REQUIRED WORK: Copy all of the records below verbatim.

AVAILABLE RECORDS:
....................
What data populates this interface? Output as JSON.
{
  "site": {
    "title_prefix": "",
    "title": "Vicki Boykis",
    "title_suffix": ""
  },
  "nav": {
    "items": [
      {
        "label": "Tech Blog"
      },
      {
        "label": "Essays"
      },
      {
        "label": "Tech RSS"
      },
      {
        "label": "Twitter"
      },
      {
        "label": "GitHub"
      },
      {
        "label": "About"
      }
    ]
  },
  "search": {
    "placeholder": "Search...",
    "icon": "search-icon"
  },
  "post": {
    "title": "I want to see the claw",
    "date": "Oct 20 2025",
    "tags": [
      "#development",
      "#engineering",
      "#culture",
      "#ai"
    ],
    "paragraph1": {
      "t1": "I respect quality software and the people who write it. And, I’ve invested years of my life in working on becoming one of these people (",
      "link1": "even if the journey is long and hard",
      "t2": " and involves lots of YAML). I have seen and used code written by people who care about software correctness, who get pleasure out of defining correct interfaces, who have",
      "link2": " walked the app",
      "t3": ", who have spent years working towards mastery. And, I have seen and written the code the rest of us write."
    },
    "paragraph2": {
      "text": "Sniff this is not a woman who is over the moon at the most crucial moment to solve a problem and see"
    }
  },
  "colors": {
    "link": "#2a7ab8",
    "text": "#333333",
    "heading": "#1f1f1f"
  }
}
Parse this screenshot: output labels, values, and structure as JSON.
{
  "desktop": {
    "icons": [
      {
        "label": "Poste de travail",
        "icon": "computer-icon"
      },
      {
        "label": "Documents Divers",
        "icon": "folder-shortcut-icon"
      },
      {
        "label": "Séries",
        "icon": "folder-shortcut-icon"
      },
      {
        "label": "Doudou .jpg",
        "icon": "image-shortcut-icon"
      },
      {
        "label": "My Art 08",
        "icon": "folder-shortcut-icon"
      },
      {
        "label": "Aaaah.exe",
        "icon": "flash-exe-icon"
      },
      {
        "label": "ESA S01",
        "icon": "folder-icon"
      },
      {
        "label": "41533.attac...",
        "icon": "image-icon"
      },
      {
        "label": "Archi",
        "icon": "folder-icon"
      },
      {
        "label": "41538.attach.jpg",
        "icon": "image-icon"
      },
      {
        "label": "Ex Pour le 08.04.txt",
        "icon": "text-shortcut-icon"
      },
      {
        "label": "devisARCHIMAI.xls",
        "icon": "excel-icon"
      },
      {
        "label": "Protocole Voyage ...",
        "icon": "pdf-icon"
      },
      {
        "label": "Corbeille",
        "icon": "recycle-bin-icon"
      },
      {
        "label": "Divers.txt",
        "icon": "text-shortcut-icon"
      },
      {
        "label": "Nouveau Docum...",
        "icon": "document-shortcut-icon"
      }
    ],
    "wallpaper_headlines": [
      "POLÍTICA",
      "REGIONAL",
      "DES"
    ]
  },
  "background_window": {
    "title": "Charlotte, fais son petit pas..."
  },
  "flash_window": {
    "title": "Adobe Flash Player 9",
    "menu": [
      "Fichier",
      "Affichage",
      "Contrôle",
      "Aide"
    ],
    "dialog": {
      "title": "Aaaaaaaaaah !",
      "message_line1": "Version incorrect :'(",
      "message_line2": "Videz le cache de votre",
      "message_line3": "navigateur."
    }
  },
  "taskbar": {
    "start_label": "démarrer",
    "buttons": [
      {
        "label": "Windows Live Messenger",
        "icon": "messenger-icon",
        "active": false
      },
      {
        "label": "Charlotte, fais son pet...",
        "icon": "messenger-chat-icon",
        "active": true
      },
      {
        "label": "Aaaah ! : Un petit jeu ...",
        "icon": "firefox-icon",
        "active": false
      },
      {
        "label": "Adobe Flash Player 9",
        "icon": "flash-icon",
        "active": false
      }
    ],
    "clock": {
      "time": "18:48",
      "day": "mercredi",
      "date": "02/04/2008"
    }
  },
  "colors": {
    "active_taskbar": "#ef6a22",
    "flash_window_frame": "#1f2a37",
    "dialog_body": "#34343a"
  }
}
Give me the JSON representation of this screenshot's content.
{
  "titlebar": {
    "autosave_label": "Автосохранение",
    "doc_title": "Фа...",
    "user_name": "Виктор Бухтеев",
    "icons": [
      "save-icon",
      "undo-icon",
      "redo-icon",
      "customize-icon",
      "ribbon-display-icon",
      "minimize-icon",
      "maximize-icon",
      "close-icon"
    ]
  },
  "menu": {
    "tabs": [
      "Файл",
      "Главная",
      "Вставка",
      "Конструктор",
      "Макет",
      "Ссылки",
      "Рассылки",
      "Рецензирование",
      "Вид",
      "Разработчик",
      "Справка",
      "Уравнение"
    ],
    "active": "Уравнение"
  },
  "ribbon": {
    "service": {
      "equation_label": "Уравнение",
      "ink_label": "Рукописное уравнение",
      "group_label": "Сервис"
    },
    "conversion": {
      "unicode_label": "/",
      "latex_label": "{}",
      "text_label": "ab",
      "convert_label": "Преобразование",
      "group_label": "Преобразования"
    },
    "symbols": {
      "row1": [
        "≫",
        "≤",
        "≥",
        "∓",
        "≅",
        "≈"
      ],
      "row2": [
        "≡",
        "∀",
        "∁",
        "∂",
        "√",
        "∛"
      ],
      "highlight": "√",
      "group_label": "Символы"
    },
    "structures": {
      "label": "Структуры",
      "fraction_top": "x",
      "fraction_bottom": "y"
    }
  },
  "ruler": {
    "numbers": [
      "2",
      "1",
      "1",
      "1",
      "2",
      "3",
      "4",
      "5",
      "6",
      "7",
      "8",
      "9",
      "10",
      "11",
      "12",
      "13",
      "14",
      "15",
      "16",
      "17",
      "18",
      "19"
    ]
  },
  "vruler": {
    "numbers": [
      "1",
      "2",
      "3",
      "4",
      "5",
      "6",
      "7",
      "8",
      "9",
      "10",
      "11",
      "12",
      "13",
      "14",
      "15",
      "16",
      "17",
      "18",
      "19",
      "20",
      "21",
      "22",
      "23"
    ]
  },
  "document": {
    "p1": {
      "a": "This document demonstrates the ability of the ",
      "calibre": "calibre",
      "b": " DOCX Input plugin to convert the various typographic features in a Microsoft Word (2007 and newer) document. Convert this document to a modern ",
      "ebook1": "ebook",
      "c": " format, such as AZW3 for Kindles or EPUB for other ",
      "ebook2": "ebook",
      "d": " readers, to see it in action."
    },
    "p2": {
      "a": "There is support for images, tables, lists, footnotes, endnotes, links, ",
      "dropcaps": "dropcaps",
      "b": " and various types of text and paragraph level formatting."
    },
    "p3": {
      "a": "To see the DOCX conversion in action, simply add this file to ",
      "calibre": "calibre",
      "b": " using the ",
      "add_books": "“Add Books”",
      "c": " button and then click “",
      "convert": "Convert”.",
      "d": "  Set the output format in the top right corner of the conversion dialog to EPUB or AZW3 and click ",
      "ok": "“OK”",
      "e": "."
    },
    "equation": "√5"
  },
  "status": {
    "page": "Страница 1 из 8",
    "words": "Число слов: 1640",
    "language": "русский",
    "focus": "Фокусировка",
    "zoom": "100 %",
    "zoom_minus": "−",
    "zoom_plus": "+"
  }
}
....................
THE RESPONSE:
What data populates this interface? Output as JSON.
{
  "site": {
    "title_prefix": "",
    "title": "Vicki Boykis",
    "title_suffix": ""
  },
  "nav": {
    "items": [
      {
        "label": "Tech Blog"
      },
      {
        "label": "Essays"
      },
      {
        "label": "Tech RSS"
      },
      {
        "label": "Twitter"
      },
      {
        "label": "GitHub"
      },
      {
        "label": "About"
      }
    ]
  },
  "search": {
    "placeholder": "Search...",
    "icon": "search-icon"
  },
  "post": {
    "title": "I want to see the claw",
    "date": "Oct 20 2025",
    "tags": [
      "#development",
      "#engineering",
      "#culture",
      "#ai"
    ],
    "paragraph1": {
      "t1": "I respect quality software and the people who write it. And, I’ve invested years of my life in working on becoming one of these people (",
      "link1": "even if the journey is long and hard",
      "t2": " and involves lots of YAML). I have seen and used code written by people who care about software correctness, who get pleasure out of defining correct interfaces, who have",
      "link2": " walked the app",
      "t3": ", who have spent years working towards mastery. And, I have seen and written the code the rest of us write."
    },
    "paragraph2": {
      "text": "Sniff this is not a woman who is over the moon at the most crucial moment to solve a problem and see"
    }
  },
  "colors": {
    "link": "#2a7ab8",
    "text": "#333333",
    "heading": "#1f1f1f"
  }
}
Parse this screenshot: output labels, values, and structure as JSON.
{
  "desktop": {
    "icons": [
      {
        "label": "Poste de travail",
        "icon": "computer-icon"
      },
      {
        "label": "Documents Divers",
        "icon": "folder-shortcut-icon"
      },
      {
        "label": "Séries",
        "icon": "folder-shortcut-icon"
      },
      {
        "label": "Doudou .jpg",
        "icon": "image-shortcut-icon"
      },
      {
        "label": "My Art 08",
        "icon": "folder-shortcut-icon"
      },
      {
        "label": "Aaaah.exe",
        "icon": "flash-exe-icon"
      },
      {
        "label": "ESA S01",
        "icon": "folder-icon"
      },
      {
        "label": "41533.attac...",
        "icon": "image-icon"
      },
      {
        "label": "Archi",
        "icon": "folder-icon"
      },
      {
        "label": "41538.attach.jpg",
        "icon": "image-icon"
      },
      {
        "label": "Ex Pour le 08.04.txt",
        "icon": "text-shortcut-icon"
      },
      {
        "label": "devisARCHIMAI.xls",
        "icon": "excel-icon"
      },
      {
        "label": "Protocole Voyage ...",
        "icon": "pdf-icon"
      },
      {
        "label": "Corbeille",
        "icon": "recycle-bin-icon"
      },
      {
        "label": "Divers.txt",
        "icon": "text-shortcut-icon"
      },
      {
        "label": "Nouveau Docum...",
        "icon": "document-shortcut-icon"
      }
    ],
    "wallpaper_headlines": [
      "POLÍTICA",
      "REGIONAL",
      "DES"
    ]
  },
  "background_window": {
    "title": "Charlotte, fais son petit pas..."
  },
  "flash_window": {
    "title": "Adobe Flash Player 9",
    "menu": [
      "Fichier",
      "Affichage",
      "Contrôle",
      "Aide"
    ],
    "dialog": {
      "title": "Aaaaaaaaaah !",
      "message_line1": "Version incorrect :'(",
      "message_line2": "Videz le cache de votre",
      "message_line3": "navigateur."
    }
  },
  "taskbar": {
    "start_label": "démarrer",
    "buttons": [
      {
        "label": "Windows Live Messenger",
        "icon": "messenger-icon",
        "active": false
      },
      {
        "label": "Charlotte, fais son pet...",
        "icon": "messenger-chat-icon",
        "active": true
      },
      {
        "label": "Aaaah ! : Un petit jeu ...",
        "icon": "firefox-icon",
        "active": false
      },
      {
        "label": "Adobe Flash Player 9",
        "icon": "flash-icon",
        "active": false
      }
    ],
    "clock": {
      "time": "18:48",
      "day": "mercredi",
      "date": "02/04/2008"
    }
  },
  "colors": {
    "active_taskbar": "#ef6a22",
    "flash_window_frame": "#1f2a37",
    "dialog_body": "#34343a"
  }
}
Give me the JSON representation of this screenshot's content.
{
  "titlebar": {
    "autosave_label": "Автосохранение",
    "doc_title": "Фа...",
    "user_name": "Виктор Бухтеев",
    "icons": [
      "save-icon",
      "undo-icon",
      "redo-icon",
      "customize-icon",
      "ribbon-display-icon",
      "minimize-icon",
      "maximize-icon",
      "close-icon"
    ]
  },
  "menu": {
    "tabs": [
      "Файл",
      "Главная",
      "Вставка",
      "Конструктор",
      "Макет",
      "Ссылки",
      "Рассылки",
      "Рецензирование",
      "Вид",
      "Разработчик",
      "Справка",
      "Уравнение"
    ],
    "active": "Уравнение"
  },
  "ribbon": {
    "service": {
      "equation_label": "Уравнение",
      "ink_label": "Рукописное уравнение",
      "group_label": "Сервис"
    },
    "conversion": {
      "unicode_label": "/",
      "latex_label": "{}",
      "text_label": "ab",
      "convert_label": "Преобразование",
      "group_label": "Преобразования"
    },
    "symbols": {
      "row1": [
        "≫",
        "≤",
        "≥",
        "∓",
        "≅",
        "≈"
      ],
      "row2": [
        "≡",
        "∀",
        "∁",
        "∂",
        "√",
        "∛"
      ],
      "highlight": "√",
      "group_label": "Символы"
    },
    "structures": {
      "label": "Структуры",
      "fraction_top": "x",
      "fraction_bottom": "y"
    }
  },
  "ruler": {
    "numbers": [
      "2",
      "1",
      "1",
      "1",
      "2",
      "3",
      "4",
      "5",
      "6",
      "7",
      "8",
      "9",
      "10",
      "11",
      "12",
      "13",
      "14",
      "15",
      "16",
      "17",
      "18",
      "19"
    ]
  },
  "vruler": {
    "numbers": [
      "1",
      "2",
      "3",
      "4",
      "5",
      "6",
      "7",
      "8",
      "9",
      "10",
      "11",
      "12",
      "13",
      "14",
      "15",
      "16",
      "17",
      "18",
      "19",
      "20",
      "21",
      "22",
      "23"
    ]
  },
  "document": {
    "p1": {
      "a": "This document demonstrates the ability of the ",
      "calibre": "calibre",
      "b": " DOCX Input plugin to convert the various typographic features in a Microsoft Word (2007 and newer) document. Convert this document to a modern ",
      "ebook1": "ebook",
      "c": " format, such as AZW3 for Kindles or EPUB for other ",
      "ebook2": "ebook",
      "d": " readers, to see it in action."
    },
    "p2": {
      "a": "There is support for images, tables, lists, footnotes, endnotes, links, ",
      "dropcaps": "dropcaps",
      "b": " and various types of text and paragraph level formatting."
    },
    "p3": {
      "a": "To see the DOCX conversion in action, simply add this file to ",
      "calibre": "calibre",
      "b": " using the ",
      "add_books": "“Add Books”",
      "c": " button and then click “",
      "convert": "Convert”.",
      "d": "  Set the output format in the top right corner of the conversion dialog to EPUB or AZW3 and click ",
      "ok": "“OK”",
      "e": "."
    },
    "equation": "√5"
  },
  "status": {
    "page": "Страница 1 из 8",
    "words": "Число слов: 1640",
    "language": "русский",
    "focus": "Фокусировка",
    "zoom": "100 %",
    "zoom_minus": "−",
    "zoom_plus": "+"
  }
}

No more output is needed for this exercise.